Given instruction: Work out how many lines include "frac" and answer with that number only.

━━━━━━━━

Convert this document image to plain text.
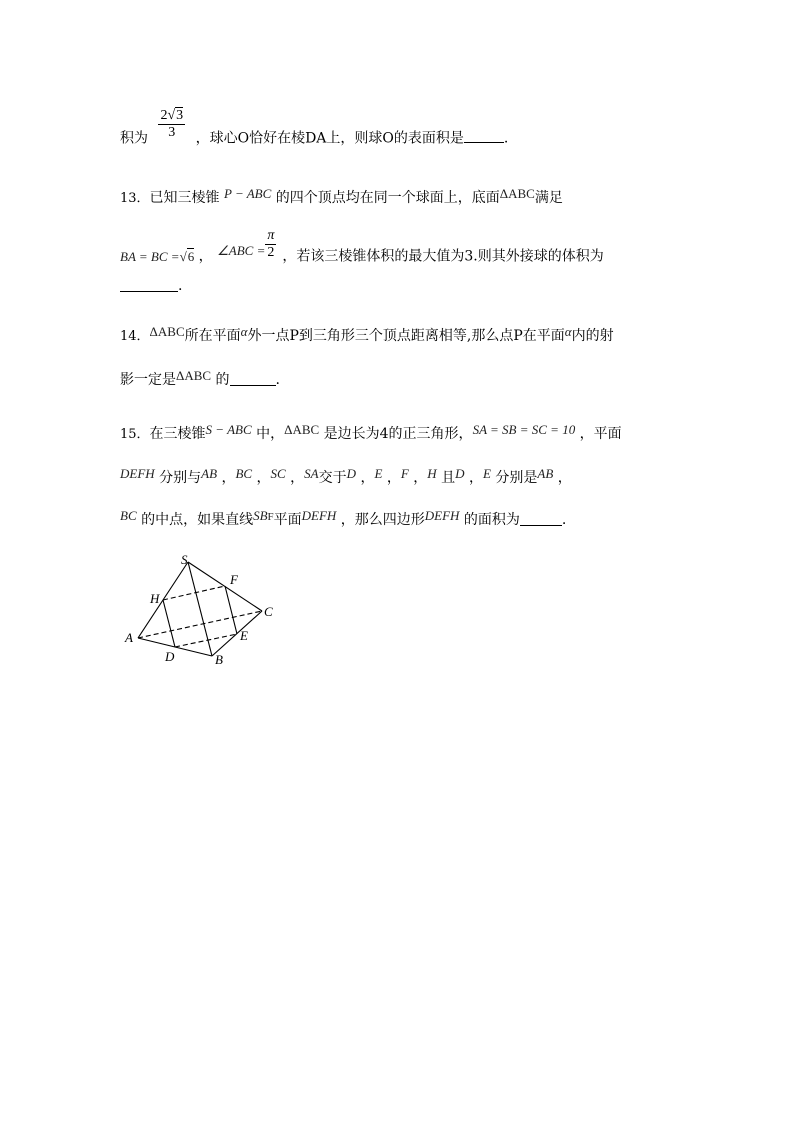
积为 $\frac{2√3}{3}$ ，球心O恰好在棱DA上，则球O的表面积是	.
13．已知三棱锥 P − ABC 的四个顶点均在同一个球面上，底面ΔABC满足
BA = BC =√6 ， ∠ABC = $\frac{\pi}{2}$ ，若该三棱锥体积的最大值为3.则其外接球的体积为
.
14．ΔABC所在平面α外一点P到三角形三个顶点距离相等,那么点P在平面α内的射
影一定是ΔABC 的	.
15．在三棱锥S − ABC 中，ΔABC 是边长为4的正三角形，SA = SB = SC = 10 ，平面
DEFH 分别与AB ，BC ，SC ，SA交于D ，E ，F ，H 且D ，E 分别是AB ，
BC 的中点，如果直线SBF平面DEFH ，那么四边形DEFH 的面积为	.
S
F
H
C
A	E
D	B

━━━━━━━━

Full response: 2